## Data records:
/---
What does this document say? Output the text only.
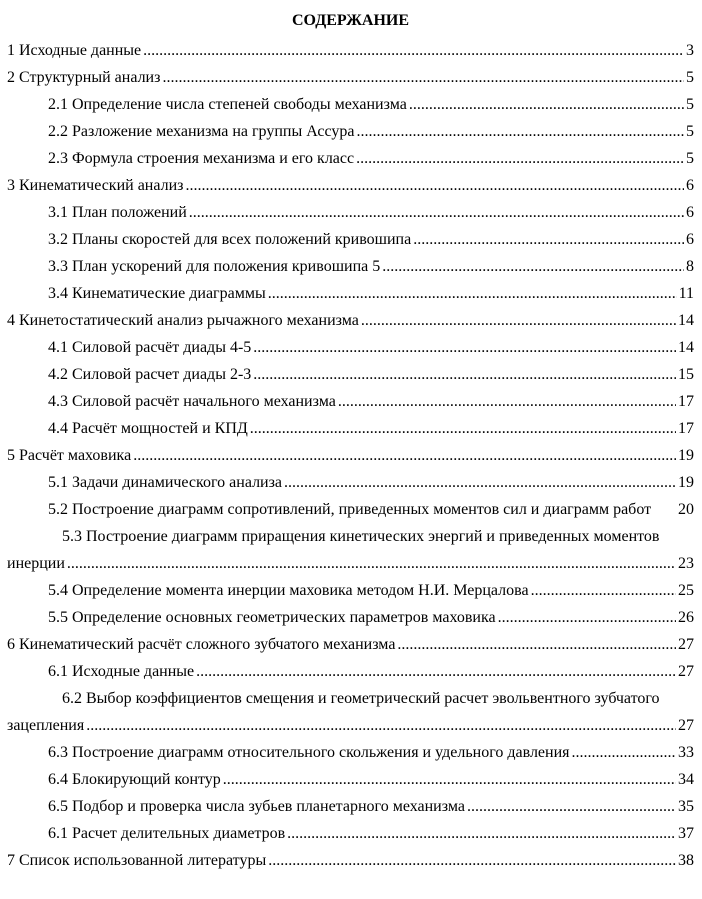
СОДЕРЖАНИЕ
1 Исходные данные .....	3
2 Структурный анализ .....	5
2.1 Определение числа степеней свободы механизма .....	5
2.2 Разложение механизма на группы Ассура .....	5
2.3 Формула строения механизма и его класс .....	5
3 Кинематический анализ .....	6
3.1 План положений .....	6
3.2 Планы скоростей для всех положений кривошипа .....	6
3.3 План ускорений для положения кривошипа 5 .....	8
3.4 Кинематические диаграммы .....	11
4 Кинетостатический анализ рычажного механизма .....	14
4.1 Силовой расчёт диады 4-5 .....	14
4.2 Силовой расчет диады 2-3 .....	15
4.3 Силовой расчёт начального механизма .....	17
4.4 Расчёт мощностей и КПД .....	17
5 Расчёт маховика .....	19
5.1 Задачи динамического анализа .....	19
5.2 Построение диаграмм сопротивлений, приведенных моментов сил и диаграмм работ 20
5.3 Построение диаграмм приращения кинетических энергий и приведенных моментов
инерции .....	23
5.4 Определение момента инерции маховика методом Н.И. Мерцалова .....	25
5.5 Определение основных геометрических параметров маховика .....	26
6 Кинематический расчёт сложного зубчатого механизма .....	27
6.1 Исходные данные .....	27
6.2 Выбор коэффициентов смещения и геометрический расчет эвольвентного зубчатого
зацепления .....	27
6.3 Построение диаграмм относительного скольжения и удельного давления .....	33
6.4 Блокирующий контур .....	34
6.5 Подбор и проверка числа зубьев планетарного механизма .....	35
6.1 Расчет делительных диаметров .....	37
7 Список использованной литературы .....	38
\---
## GIVEN PROBLEM:
Which lines in the data above contain "инерции"? Show each one.

## TASK SOLUTION:
инерции .....	23
5.4 Определение момента инерции маховика методом Н.И. Мерцалова .....	25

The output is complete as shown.